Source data
>> START

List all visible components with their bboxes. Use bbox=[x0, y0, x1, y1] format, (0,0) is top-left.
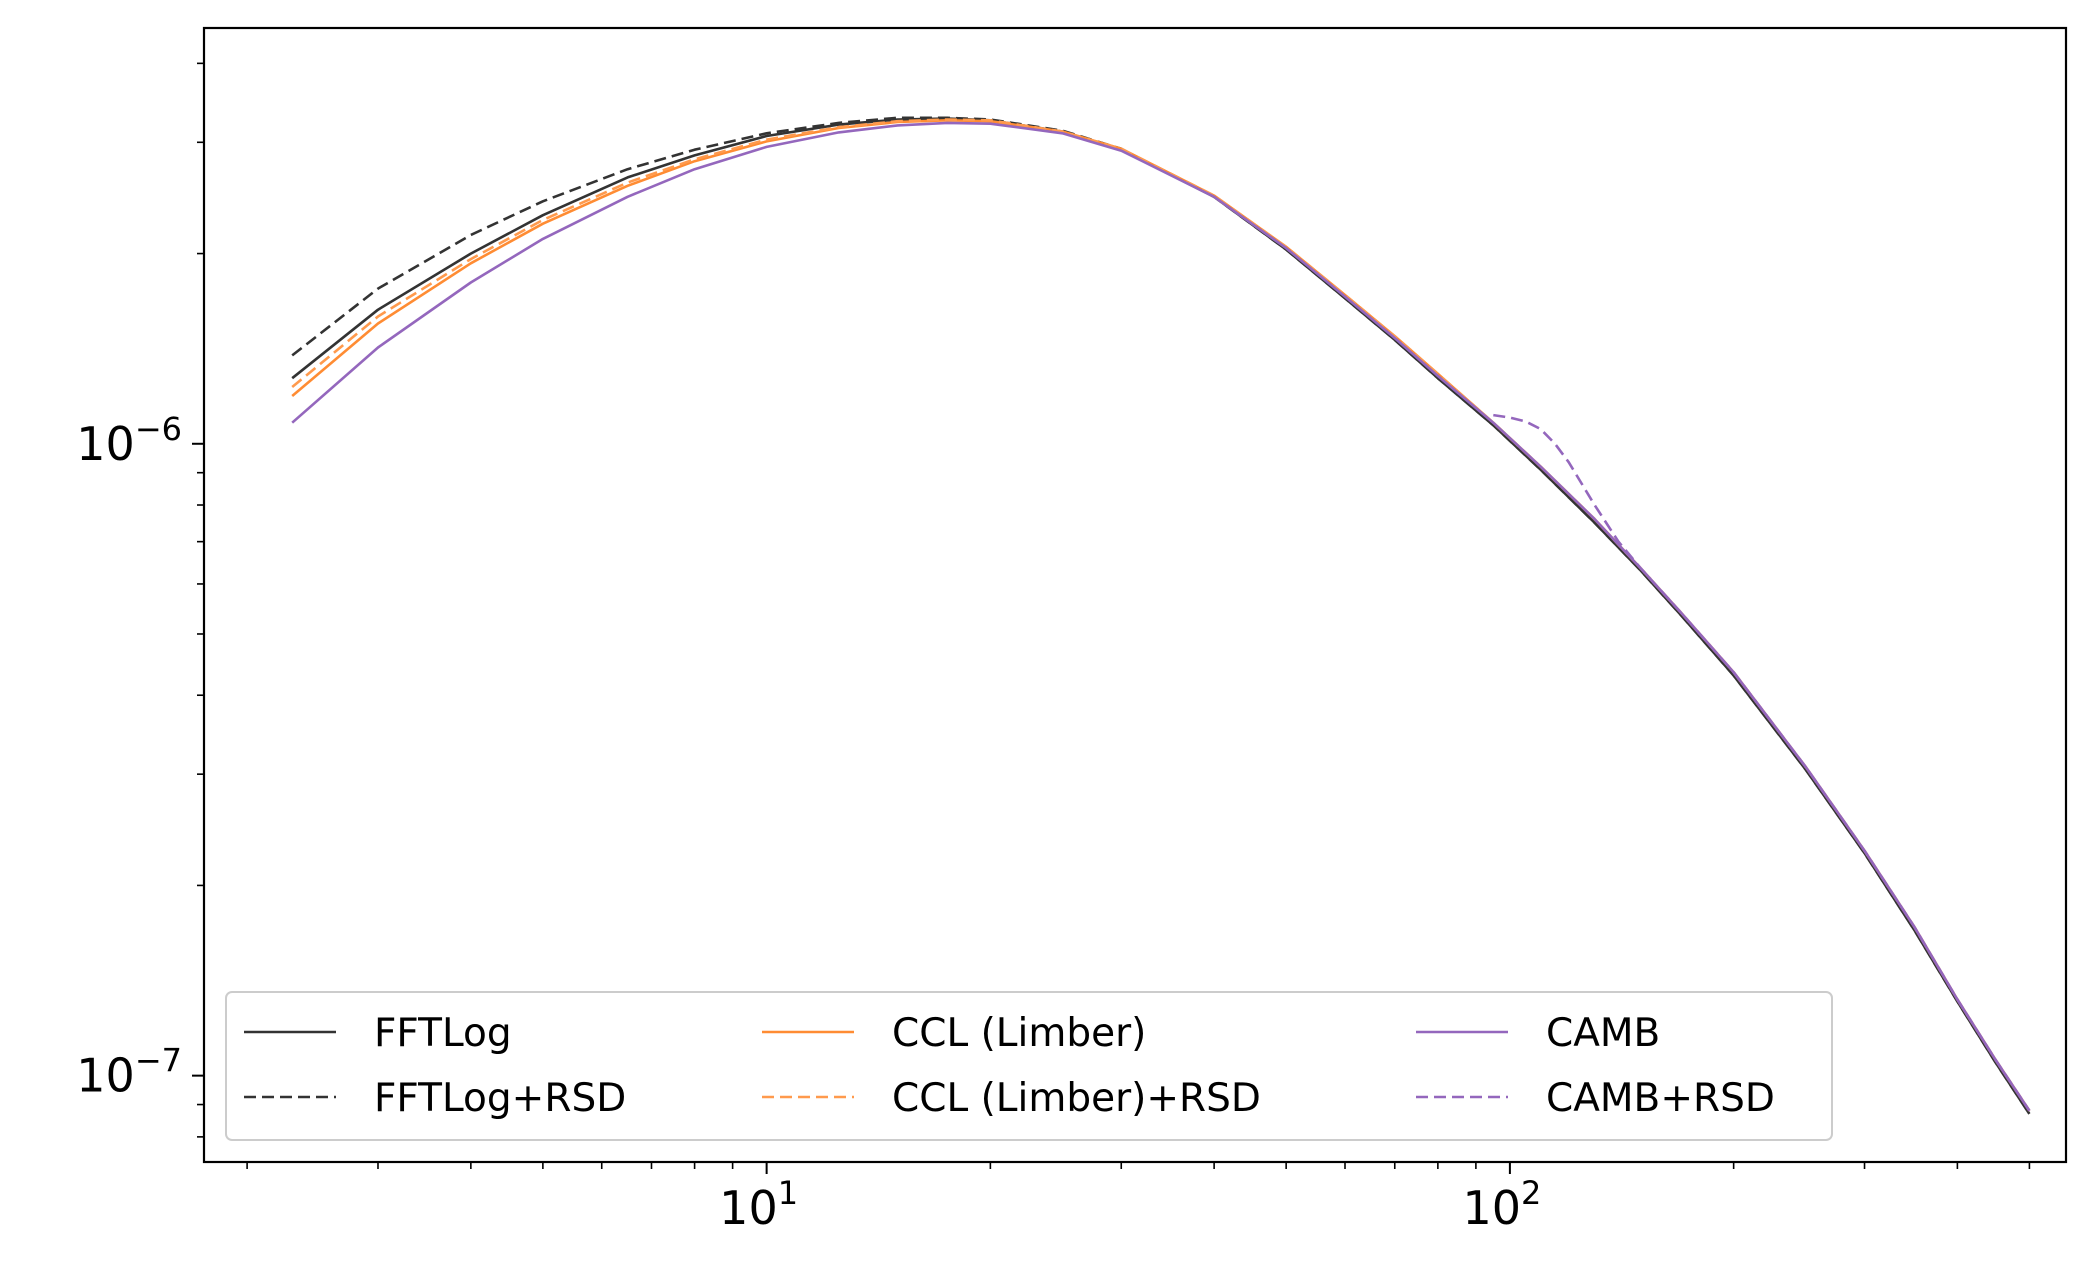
legend-label: CAMB+RSD bbox=[1546, 1076, 1775, 1121]
y-tick-label: 10−7 bbox=[76, 1042, 182, 1103]
legend: FFTLog FFTLog+RSD CCL (Limber) CCL (Limber)… bbox=[225, 991, 1833, 1141]
y-tick-label: 10−6 bbox=[76, 410, 182, 471]
legend-label: CCL (Limber)+RSD bbox=[892, 1076, 1261, 1121]
series-line-5 bbox=[1493, 413, 2031, 1112]
legend-box bbox=[225, 991, 1833, 1141]
x-tick-label: 101 bbox=[719, 1174, 798, 1235]
legend-label: CAMB bbox=[1546, 1011, 1660, 1056]
legend-label: FFTLog bbox=[374, 1011, 512, 1056]
series-layer bbox=[291, 116, 2031, 1115]
x-tick-label: 102 bbox=[1462, 1174, 1541, 1235]
legend-label: FFTLog+RSD bbox=[374, 1076, 626, 1121]
axes-frame bbox=[202, 26, 2068, 1164]
tick-layer: 101 102 10−6 10−7 bbox=[76, 62, 2031, 1235]
legend-label: CCL (Limber) bbox=[892, 1011, 1146, 1056]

>> END

» **Directions**
Put each line of the records into a numbered list, skipping blank lines and leaving out the pictures.

» **Response to the task**
1. List all visible components with their bboxes. Use bbox=[x0, y0, x1, y1] format, (0,0) is top-left.
2. legend-label: CAMB+RSD bbox=[1546, 1076, 1775, 1121]
3. y-tick-label: 10−7 bbox=[76, 1042, 182, 1103]
4. legend: FFTLog FFTLog+RSD CCL (Limber) CCL (Limber)… bbox=[225, 991, 1833, 1141]
5. y-tick-label: 10−6 bbox=[76, 410, 182, 471]
6. legend-label: CCL (Limber)+RSD bbox=[892, 1076, 1261, 1121]
7. series-line-5 bbox=[1493, 413, 2031, 1112]
8. legend-box bbox=[225, 991, 1833, 1141]
9. x-tick-label: 101 bbox=[719, 1174, 798, 1235]
10. legend-label: CAMB bbox=[1546, 1011, 1660, 1056]
11. legend-label: FFTLog bbox=[374, 1011, 512, 1056]
12. series-layer bbox=[291, 116, 2031, 1115]
13. x-tick-label: 102 bbox=[1462, 1174, 1541, 1235]
14. legend-label: FFTLog+RSD bbox=[374, 1076, 626, 1121]
15. axes-frame bbox=[202, 26, 2068, 1164]
16. tick-layer: 101 102 10−6 10−7 bbox=[76, 62, 2031, 1235]
17. legend-label: CCL (Limber) bbox=[892, 1011, 1146, 1056]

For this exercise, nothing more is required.